Below is the data. Give it again, complete and exact.

Data entries for graphics
○ ○ ○ ○

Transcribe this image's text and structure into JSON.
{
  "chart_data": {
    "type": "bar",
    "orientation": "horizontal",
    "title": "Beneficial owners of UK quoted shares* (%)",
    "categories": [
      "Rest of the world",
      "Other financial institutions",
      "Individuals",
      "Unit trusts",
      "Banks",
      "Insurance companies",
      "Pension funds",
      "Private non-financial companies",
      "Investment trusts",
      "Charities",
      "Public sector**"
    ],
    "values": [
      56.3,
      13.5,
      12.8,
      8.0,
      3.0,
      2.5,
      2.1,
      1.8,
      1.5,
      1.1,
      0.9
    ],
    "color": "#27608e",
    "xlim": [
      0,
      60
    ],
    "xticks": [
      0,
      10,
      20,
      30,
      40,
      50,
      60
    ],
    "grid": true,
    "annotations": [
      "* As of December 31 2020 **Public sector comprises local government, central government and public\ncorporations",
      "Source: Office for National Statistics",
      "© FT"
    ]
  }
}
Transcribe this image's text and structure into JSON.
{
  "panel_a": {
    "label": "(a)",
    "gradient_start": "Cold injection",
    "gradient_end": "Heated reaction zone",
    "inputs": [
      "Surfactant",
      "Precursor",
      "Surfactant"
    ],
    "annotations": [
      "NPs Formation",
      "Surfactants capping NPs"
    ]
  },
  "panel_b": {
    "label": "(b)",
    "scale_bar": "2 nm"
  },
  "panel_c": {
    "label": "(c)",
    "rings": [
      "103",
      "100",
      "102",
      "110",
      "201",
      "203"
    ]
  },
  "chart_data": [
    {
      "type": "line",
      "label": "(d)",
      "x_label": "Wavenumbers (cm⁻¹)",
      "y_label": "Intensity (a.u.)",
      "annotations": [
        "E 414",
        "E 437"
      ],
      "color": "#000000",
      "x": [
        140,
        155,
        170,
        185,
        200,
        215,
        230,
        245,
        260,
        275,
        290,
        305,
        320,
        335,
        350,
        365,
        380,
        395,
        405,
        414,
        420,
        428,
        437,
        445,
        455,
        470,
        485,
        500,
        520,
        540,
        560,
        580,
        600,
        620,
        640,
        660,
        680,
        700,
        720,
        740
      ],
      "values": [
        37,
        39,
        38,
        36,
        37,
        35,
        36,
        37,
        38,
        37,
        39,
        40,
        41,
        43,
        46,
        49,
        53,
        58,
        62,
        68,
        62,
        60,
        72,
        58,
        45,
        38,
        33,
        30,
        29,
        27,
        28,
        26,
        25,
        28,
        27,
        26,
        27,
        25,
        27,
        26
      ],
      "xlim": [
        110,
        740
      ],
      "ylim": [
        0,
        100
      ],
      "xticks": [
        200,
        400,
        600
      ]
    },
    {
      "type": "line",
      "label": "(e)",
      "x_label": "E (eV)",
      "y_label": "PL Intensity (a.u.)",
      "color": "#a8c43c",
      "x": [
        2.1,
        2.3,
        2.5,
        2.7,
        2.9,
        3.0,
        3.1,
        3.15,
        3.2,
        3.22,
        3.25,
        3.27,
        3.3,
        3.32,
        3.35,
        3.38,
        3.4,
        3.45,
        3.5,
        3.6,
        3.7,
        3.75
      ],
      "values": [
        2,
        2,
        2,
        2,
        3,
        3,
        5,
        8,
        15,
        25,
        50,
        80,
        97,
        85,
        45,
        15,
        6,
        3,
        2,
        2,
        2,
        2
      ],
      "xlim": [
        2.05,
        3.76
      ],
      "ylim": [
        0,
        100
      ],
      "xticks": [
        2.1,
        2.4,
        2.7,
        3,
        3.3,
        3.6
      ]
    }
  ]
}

○ ○ ○ ○

→ RESULT OF THIS EXERCISE
Transcribe this image's text and structure into JSON.
{
  "chart_data": {
    "type": "bar",
    "orientation": "horizontal",
    "title": "Beneficial owners of UK quoted shares* (%)",
    "categories": [
      "Rest of the world",
      "Other financial institutions",
      "Individuals",
      "Unit trusts",
      "Banks",
      "Insurance companies",
      "Pension funds",
      "Private non-financial companies",
      "Investment trusts",
      "Charities",
      "Public sector**"
    ],
    "values": [
      56.3,
      13.5,
      12.8,
      8.0,
      3.0,
      2.5,
      2.1,
      1.8,
      1.5,
      1.1,
      0.9
    ],
    "color": "#27608e",
    "xlim": [
      0,
      60
    ],
    "xticks": [
      0,
      10,
      20,
      30,
      40,
      50,
      60
    ],
    "grid": true,
    "annotations": [
      "* As of December 31 2020 **Public sector comprises local government, central government and public\ncorporations",
      "Source: Office for National Statistics",
      "© FT"
    ]
  }
}
Transcribe this image's text and structure into JSON.
{
  "panel_a": {
    "label": "(a)",
    "gradient_start": "Cold injection",
    "gradient_end": "Heated reaction zone",
    "inputs": [
      "Surfactant",
      "Precursor",
      "Surfactant"
    ],
    "annotations": [
      "NPs Formation",
      "Surfactants capping NPs"
    ]
  },
  "panel_b": {
    "label": "(b)",
    "scale_bar": "2 nm"
  },
  "panel_c": {
    "label": "(c)",
    "rings": [
      "103",
      "100",
      "102",
      "110",
      "201",
      "203"
    ]
  },
  "chart_data": [
    {
      "type": "line",
      "label": "(d)",
      "x_label": "Wavenumbers (cm⁻¹)",
      "y_label": "Intensity (a.u.)",
      "annotations": [
        "E 414",
        "E 437"
      ],
      "color": "#000000",
      "x": [
        140,
        155,
        170,
        185,
        200,
        215,
        230,
        245,
        260,
        275,
        290,
        305,
        320,
        335,
        350,
        365,
        380,
        395,
        405,
        414,
        420,
        428,
        437,
        445,
        455,
        470,
        485,
        500,
        520,
        540,
        560,
        580,
        600,
        620,
        640,
        660,
        680,
        700,
        720,
        740
      ],
      "values": [
        37,
        39,
        38,
        36,
        37,
        35,
        36,
        37,
        38,
        37,
        39,
        40,
        41,
        43,
        46,
        49,
        53,
        58,
        62,
        68,
        62,
        60,
        72,
        58,
        45,
        38,
        33,
        30,
        29,
        27,
        28,
        26,
        25,
        28,
        27,
        26,
        27,
        25,
        27,
        26
      ],
      "xlim": [
        110,
        740
      ],
      "ylim": [
        0,
        100
      ],
      "xticks": [
        200,
        400,
        600
      ]
    },
    {
      "type": "line",
      "label": "(e)",
      "x_label": "E (eV)",
      "y_label": "PL Intensity (a.u.)",
      "color": "#a8c43c",
      "x": [
        2.1,
        2.3,
        2.5,
        2.7,
        2.9,
        3.0,
        3.1,
        3.15,
        3.2,
        3.22,
        3.25,
        3.27,
        3.3,
        3.32,
        3.35,
        3.38,
        3.4,
        3.45,
        3.5,
        3.6,
        3.7,
        3.75
      ],
      "values": [
        2,
        2,
        2,
        2,
        3,
        3,
        5,
        8,
        15,
        25,
        50,
        80,
        97,
        85,
        45,
        15,
        6,
        3,
        2,
        2,
        2,
        2
      ],
      "xlim": [
        2.05,
        3.76
      ],
      "ylim": [
        0,
        100
      ],
      "xticks": [
        2.1,
        2.4,
        2.7,
        3,
        3.3,
        3.6
      ]
    }
  ]
}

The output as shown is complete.